THE TASK >> Write every line out verbatim and omit the pictures.

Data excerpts
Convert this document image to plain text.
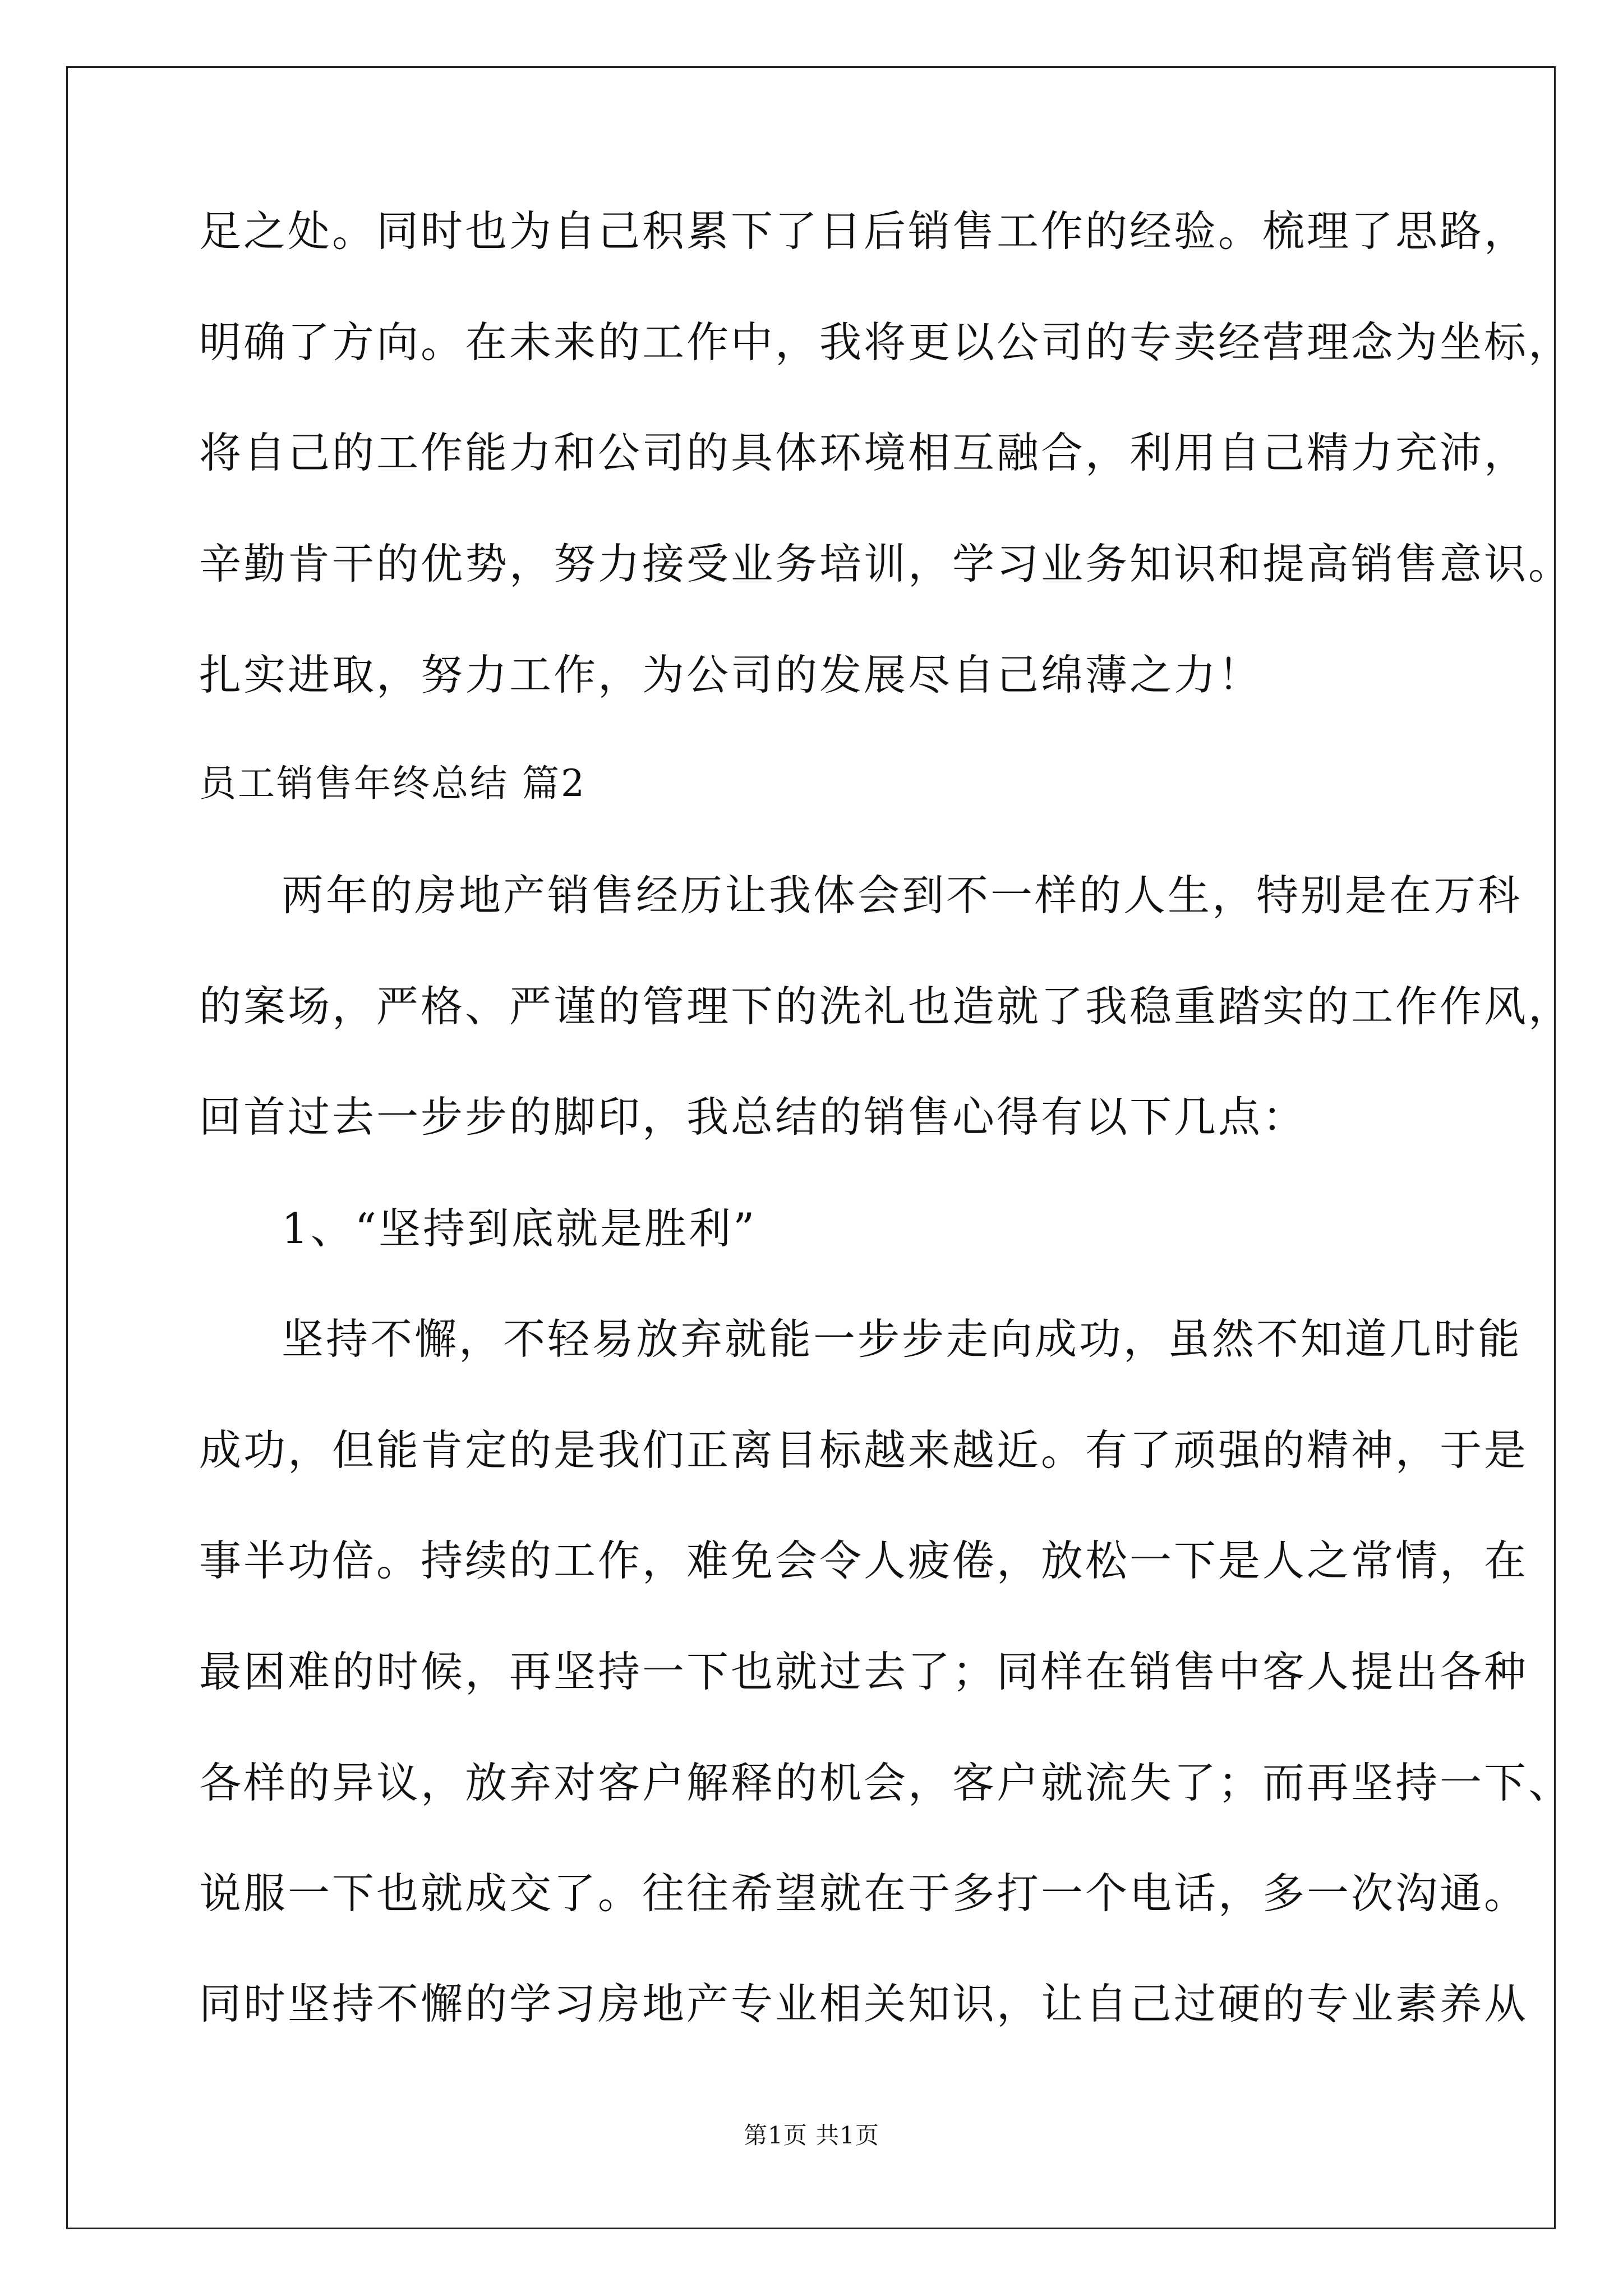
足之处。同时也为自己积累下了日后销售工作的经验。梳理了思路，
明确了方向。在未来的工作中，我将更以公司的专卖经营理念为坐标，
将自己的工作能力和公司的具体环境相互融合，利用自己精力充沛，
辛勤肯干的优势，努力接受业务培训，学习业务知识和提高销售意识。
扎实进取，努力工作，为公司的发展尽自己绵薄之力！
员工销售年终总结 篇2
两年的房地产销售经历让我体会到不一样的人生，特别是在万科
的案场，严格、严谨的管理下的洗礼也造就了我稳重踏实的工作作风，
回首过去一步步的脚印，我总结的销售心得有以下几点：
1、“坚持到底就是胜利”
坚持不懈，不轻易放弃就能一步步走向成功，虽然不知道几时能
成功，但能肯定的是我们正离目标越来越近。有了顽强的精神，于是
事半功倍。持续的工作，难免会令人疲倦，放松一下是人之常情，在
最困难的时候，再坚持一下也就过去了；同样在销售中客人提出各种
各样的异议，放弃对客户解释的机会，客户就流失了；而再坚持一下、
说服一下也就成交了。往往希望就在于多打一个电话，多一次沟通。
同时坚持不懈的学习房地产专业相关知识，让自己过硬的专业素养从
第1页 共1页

CORRECT ANSWER >>
Convert this document image to plain text.
足之处。同时也为自己积累下了日后销售工作的经验。梳理了思路，
明确了方向。在未来的工作中，我将更以公司的专卖经营理念为坐标，
将自己的工作能力和公司的具体环境相互融合，利用自己精力充沛，
辛勤肯干的优势，努力接受业务培训，学习业务知识和提高销售意识。
扎实进取，努力工作，为公司的发展尽自己绵薄之力！
员工销售年终总结 篇2
两年的房地产销售经历让我体会到不一样的人生，特别是在万科
的案场，严格、严谨的管理下的洗礼也造就了我稳重踏实的工作作风，
回首过去一步步的脚印，我总结的销售心得有以下几点：
1、“坚持到底就是胜利”
坚持不懈，不轻易放弃就能一步步走向成功，虽然不知道几时能
成功，但能肯定的是我们正离目标越来越近。有了顽强的精神，于是
事半功倍。持续的工作，难免会令人疲倦，放松一下是人之常情，在
最困难的时候，再坚持一下也就过去了；同样在销售中客人提出各种
各样的异议，放弃对客户解释的机会，客户就流失了；而再坚持一下、
说服一下也就成交了。往往希望就在于多打一个电话，多一次沟通。
同时坚持不懈的学习房地产专业相关知识，让自己过硬的专业素养从
第1页 共1页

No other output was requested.